With the help of Yue Qi Luo's black magic, Zhang Xian Zong take over Wen County and his army from Gu Xuan Wu. Qi Luo uses her paper dolls to kill citizens in Wen County to make herself more powerful. Wu Xin, Yue Ya and Gu Xuan Wu head to a monastery to seek the help of Taoist priest Chu Chen Zi to defeat Yue Qi Luo and soon finds out her true origin. However Chu Chen Zi cannot help them defeat Yue Qi Rou as he was not skilled in magic but he does know how to write amulets that can help them. Wu Xin then set off to Yue Qi Luo's tomb to search for the original amulet and spells of the Taoist priest who contained her during the Qing dynasty. However Wu Xin was trapped by Yue Qi Luo, and while he was trying to escape after a fake surrender, he was shot multiple time by Zhang Xian Zong's soldiers, eventually tearing off one of his hands. Wu Xin's soul eventually set on the broken hand, and struggled to reunite with Yue Ya and Gu Xuan Wu at the monastery. There Wu Xin began his regeneration process, started off as a maggot, and Gu Xuan Wu decided to travel to Tian Jin to meet the Old General.

Going to Tian Jin (Episode 13 – 14)

The twelfth concubine of the Old General was buried alive after being falsely accused of having an affair with an army officer. Yue Ya, Gu Xuan Wu, and Wu Xin arrived at Tian Jin, and received accommodation from Gu Xuan Wu's friend. As Wu Xin gradually regenerated into his human form, Gu Xuan Wu meets his ex lover Xiao Chun Zi. While he was about to have an affair with her, Wu Xin quickly appeared and assaulted the girl, eventually unmasked the truth that the girl was just an imitation made by Yue Qi Luo's paper dolls as an attempt to kill Gu Xuan Wu. The real Xiao Chun Zi has long been killed by the young witch. Meanwhile, the Old General's youngest son was haunted by the dead concubine's ghost. In order to create opportunity for Gu Xuan Wu to work under Old General, Wu Xin decided to deal with the concubine ghost. After several other people were killed in Old General's household, the latter was subdued by Wu Xin. With the defeat of the concubine ghost, it is revealed she truly loved the Old General, but was framed, and felt betrayed due to the Old General's actions. But the Old General did not want to release the concubine, forcing Wu Xin to ask help from an old friend Da Bai, who is a hundred years old spirit fox. The defeat of the concubine ghost also revealed that it was also a spirit fox, and was eventually carried away by Da Bai.

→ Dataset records
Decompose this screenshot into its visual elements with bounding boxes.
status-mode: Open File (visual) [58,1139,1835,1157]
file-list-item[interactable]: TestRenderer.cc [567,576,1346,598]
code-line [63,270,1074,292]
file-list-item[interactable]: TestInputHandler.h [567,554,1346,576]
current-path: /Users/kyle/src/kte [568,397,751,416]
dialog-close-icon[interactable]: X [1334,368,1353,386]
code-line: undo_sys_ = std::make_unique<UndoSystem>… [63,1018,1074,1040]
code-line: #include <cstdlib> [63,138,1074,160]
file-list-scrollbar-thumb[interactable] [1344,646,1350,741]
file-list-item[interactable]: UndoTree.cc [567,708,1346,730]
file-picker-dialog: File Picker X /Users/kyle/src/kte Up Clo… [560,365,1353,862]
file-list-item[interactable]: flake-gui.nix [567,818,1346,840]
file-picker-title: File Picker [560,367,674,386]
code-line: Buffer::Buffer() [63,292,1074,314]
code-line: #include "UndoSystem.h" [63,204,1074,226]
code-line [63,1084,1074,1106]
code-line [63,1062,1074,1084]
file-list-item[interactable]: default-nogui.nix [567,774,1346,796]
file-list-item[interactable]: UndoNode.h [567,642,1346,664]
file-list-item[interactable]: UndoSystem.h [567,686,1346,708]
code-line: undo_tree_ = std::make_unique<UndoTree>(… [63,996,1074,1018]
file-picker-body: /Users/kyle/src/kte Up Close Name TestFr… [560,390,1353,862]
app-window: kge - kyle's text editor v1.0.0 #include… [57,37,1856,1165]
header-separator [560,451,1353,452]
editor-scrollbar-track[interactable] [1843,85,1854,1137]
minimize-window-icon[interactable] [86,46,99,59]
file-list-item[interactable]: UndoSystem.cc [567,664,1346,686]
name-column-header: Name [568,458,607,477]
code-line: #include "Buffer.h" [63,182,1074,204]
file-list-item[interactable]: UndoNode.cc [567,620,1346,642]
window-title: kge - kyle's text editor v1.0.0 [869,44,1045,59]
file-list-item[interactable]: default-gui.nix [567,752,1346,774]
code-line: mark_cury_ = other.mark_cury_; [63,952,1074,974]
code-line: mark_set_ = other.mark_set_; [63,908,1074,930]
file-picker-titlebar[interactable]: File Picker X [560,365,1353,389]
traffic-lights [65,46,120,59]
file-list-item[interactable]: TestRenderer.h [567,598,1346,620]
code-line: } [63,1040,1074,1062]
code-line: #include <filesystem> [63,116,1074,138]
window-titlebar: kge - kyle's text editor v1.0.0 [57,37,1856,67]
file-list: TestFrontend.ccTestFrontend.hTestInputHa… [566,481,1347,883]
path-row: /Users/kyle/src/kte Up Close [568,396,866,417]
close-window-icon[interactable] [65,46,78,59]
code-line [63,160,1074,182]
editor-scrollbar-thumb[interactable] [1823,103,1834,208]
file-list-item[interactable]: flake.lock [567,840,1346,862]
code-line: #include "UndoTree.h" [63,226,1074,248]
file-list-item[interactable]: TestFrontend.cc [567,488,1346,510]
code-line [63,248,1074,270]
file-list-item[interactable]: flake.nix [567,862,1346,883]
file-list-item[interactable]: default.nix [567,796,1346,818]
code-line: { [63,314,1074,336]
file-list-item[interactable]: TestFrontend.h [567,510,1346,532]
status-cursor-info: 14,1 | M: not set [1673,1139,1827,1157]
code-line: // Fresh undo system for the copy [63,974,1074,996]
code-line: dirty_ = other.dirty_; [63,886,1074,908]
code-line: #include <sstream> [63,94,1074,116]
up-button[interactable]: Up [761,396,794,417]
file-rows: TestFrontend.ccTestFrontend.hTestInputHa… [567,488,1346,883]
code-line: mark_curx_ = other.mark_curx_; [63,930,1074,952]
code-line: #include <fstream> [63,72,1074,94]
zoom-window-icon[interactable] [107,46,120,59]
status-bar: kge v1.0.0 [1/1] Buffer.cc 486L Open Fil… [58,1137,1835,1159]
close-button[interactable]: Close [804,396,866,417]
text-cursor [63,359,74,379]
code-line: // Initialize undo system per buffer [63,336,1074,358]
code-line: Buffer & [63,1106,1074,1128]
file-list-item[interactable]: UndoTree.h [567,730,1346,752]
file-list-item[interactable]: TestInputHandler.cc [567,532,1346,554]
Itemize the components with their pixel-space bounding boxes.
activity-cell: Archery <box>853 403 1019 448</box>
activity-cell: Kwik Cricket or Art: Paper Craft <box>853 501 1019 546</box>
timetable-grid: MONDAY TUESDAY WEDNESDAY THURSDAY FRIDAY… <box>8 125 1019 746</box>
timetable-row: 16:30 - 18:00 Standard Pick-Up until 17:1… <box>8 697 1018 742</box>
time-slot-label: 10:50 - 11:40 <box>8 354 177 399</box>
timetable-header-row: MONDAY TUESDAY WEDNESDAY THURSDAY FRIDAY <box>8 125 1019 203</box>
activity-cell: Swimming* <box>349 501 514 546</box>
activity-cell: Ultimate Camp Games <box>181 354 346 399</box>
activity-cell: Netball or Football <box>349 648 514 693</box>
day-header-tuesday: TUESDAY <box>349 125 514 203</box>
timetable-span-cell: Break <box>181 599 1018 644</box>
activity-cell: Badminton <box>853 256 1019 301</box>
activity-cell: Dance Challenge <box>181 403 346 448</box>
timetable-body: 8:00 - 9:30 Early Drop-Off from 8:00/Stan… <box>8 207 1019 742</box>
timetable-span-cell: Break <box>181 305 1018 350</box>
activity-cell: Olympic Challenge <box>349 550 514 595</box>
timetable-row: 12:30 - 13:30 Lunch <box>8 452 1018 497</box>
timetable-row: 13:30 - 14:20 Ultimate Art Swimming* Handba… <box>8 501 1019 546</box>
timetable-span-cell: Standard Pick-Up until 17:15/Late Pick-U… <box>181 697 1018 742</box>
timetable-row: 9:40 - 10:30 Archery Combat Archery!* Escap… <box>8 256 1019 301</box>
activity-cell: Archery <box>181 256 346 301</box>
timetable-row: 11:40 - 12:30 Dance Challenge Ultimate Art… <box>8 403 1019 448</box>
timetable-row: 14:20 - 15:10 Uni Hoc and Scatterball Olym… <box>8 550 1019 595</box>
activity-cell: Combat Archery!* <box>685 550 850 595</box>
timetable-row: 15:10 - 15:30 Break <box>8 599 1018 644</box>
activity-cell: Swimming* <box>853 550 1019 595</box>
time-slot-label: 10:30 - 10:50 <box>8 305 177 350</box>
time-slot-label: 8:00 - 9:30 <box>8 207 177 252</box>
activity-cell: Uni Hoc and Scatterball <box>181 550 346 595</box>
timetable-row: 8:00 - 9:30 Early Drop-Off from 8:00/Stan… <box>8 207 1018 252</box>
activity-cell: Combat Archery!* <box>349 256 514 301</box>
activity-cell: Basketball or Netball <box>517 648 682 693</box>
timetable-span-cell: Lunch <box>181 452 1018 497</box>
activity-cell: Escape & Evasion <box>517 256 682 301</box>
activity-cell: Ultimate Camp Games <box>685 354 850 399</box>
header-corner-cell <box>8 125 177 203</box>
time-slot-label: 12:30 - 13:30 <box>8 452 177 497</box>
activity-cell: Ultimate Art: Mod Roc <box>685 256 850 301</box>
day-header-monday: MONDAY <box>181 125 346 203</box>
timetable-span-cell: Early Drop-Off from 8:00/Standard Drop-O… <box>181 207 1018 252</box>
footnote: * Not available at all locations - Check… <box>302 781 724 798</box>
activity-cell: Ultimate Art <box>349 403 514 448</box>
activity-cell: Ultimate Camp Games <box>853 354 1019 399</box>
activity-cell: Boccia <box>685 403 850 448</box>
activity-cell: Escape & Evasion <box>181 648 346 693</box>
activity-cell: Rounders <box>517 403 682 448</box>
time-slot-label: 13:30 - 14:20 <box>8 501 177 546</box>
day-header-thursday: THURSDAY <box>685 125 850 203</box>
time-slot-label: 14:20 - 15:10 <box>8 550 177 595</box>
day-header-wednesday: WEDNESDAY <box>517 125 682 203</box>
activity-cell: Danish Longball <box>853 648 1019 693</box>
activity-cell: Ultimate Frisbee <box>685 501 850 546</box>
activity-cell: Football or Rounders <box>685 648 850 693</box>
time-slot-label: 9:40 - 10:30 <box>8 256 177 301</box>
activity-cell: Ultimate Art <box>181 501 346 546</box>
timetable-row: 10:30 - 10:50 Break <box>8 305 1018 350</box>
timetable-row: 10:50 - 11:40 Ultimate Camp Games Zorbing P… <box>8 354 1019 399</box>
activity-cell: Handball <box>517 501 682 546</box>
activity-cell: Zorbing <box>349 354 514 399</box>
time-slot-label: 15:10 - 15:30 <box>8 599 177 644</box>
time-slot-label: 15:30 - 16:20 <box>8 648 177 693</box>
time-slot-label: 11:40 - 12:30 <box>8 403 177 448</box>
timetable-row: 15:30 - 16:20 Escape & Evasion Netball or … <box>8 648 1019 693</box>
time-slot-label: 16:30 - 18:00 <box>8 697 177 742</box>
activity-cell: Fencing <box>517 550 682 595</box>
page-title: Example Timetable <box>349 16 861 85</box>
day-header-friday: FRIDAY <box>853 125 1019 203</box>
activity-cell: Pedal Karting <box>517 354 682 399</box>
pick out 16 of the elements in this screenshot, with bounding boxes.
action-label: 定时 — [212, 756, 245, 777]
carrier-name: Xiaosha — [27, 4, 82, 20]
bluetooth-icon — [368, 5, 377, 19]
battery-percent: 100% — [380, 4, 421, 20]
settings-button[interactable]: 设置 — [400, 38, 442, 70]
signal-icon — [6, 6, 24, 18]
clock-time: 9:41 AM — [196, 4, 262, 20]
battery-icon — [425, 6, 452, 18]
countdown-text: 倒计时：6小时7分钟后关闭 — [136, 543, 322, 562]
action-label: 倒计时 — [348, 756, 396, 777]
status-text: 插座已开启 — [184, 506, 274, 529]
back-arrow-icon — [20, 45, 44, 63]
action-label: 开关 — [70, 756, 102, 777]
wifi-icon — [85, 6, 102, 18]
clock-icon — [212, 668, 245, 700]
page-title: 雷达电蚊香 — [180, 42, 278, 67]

→ Jobs
1. Answer these questions about the plot summary.
(a) Whom do Wu Xin, Yue Ya and Gu Xuan Wu go to a monastery to seek help from?
(b) What form did Wu Xin start off as when his regeneration process began?
(c) What kind of being is Da Bai?
2. Print the lines of the Dataset records from the start of the records through the line with "code-line [63,270,1074,292]", both ends included, with no changes.

→ Answers for the tasks
1.
(a) The Taoist priest Chu Chen Zi.
(b) A maggot.
(c) A hundred-year-old spirit fox.

2.
Decompose this screenshot into its visual elements with bounding boxes.
status-mode: Open File (visual) [58,1139,1835,1157]
file-list-item[interactable]: TestRenderer.cc [567,576,1346,598]
code-line [63,270,1074,292]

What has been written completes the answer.